Short task: Only lines with the word "text" are needed; collect each of them from the listing below.

Records shown:
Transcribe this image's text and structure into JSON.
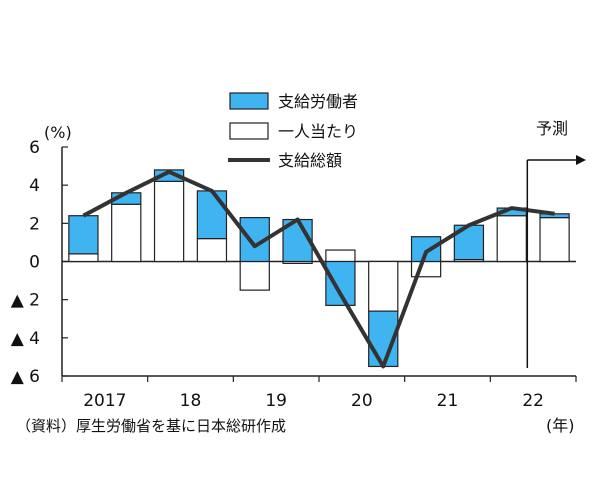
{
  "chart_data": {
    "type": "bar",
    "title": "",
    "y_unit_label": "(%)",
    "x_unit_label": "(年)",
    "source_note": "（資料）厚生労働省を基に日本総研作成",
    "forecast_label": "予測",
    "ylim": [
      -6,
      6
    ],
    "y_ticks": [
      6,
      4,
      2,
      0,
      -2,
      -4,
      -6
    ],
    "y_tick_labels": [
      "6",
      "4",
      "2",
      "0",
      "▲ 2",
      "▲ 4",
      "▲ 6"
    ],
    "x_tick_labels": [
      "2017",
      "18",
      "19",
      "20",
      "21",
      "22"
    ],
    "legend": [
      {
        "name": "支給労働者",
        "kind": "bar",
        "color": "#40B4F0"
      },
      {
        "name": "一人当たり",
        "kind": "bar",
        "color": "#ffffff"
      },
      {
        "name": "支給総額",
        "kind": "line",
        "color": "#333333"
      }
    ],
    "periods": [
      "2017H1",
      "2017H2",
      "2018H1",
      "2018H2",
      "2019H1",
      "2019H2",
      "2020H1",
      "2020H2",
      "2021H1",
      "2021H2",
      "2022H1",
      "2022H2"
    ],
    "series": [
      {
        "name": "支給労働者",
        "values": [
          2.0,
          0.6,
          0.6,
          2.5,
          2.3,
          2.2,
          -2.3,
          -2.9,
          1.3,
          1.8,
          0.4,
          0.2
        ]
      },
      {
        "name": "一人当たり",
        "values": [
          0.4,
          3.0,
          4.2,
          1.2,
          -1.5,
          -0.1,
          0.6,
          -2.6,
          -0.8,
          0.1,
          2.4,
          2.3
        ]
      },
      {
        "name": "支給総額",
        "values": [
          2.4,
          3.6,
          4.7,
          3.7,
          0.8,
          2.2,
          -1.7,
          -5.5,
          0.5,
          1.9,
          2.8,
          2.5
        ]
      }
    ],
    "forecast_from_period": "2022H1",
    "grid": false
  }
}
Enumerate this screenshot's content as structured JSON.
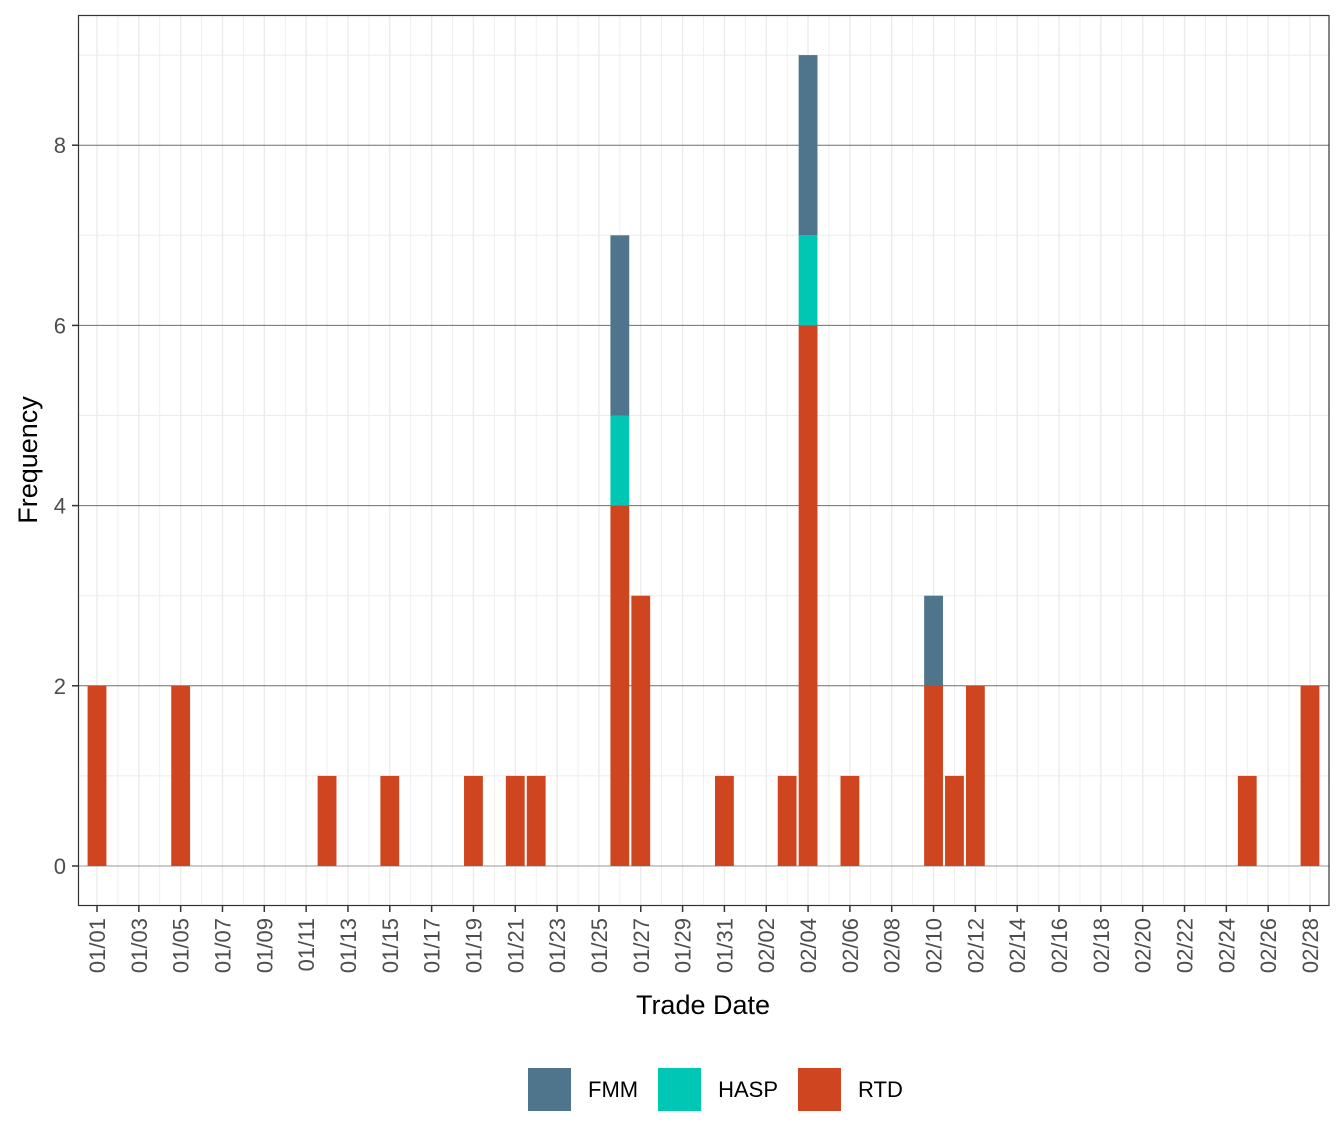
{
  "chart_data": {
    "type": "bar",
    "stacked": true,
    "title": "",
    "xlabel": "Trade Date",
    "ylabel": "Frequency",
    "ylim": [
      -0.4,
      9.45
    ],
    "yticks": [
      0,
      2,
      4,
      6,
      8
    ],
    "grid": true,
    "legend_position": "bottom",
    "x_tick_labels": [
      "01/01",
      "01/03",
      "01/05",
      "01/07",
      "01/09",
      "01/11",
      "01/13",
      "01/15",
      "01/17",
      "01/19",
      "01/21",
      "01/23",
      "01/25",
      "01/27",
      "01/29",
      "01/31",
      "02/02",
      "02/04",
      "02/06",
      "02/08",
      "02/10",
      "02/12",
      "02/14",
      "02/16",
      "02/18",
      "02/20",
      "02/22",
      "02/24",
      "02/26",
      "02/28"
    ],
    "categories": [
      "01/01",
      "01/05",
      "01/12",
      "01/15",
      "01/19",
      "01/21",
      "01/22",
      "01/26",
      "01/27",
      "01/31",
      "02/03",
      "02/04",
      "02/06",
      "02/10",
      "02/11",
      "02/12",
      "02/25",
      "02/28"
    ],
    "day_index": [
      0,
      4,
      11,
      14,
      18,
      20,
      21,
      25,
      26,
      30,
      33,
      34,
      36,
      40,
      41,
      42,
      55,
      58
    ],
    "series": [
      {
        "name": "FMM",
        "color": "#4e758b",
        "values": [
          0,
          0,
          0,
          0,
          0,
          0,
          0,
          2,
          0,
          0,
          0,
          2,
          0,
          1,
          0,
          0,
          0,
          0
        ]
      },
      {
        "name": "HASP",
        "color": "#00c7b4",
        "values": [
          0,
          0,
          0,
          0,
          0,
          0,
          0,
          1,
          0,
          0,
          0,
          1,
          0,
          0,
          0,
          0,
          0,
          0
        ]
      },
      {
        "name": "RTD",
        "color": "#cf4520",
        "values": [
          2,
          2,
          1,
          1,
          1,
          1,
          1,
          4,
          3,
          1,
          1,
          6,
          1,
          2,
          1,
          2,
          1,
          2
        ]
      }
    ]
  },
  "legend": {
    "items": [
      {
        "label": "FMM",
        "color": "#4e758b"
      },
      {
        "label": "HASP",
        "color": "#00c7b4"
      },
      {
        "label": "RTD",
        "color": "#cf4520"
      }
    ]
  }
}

==

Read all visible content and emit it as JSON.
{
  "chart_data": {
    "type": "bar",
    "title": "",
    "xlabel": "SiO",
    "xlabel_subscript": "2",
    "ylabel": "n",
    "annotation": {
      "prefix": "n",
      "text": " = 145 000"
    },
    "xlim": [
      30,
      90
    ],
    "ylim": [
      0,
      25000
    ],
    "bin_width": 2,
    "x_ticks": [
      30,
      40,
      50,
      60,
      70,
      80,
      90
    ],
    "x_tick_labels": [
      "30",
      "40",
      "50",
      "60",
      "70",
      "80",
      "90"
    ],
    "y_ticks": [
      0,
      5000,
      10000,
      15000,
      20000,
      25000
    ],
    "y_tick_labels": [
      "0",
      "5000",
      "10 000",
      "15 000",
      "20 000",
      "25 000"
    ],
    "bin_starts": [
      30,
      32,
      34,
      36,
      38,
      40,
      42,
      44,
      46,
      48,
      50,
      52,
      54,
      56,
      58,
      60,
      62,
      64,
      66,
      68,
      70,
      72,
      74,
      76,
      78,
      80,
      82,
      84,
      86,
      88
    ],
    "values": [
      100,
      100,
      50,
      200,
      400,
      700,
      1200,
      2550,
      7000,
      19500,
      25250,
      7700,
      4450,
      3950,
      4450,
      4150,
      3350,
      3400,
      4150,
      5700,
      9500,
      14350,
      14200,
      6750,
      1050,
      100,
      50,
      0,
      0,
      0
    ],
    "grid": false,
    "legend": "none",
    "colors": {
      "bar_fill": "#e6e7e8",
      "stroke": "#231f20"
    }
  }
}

Complete output:
Transcribe this image's text and structure into JSON.
      "text": " = 145 000"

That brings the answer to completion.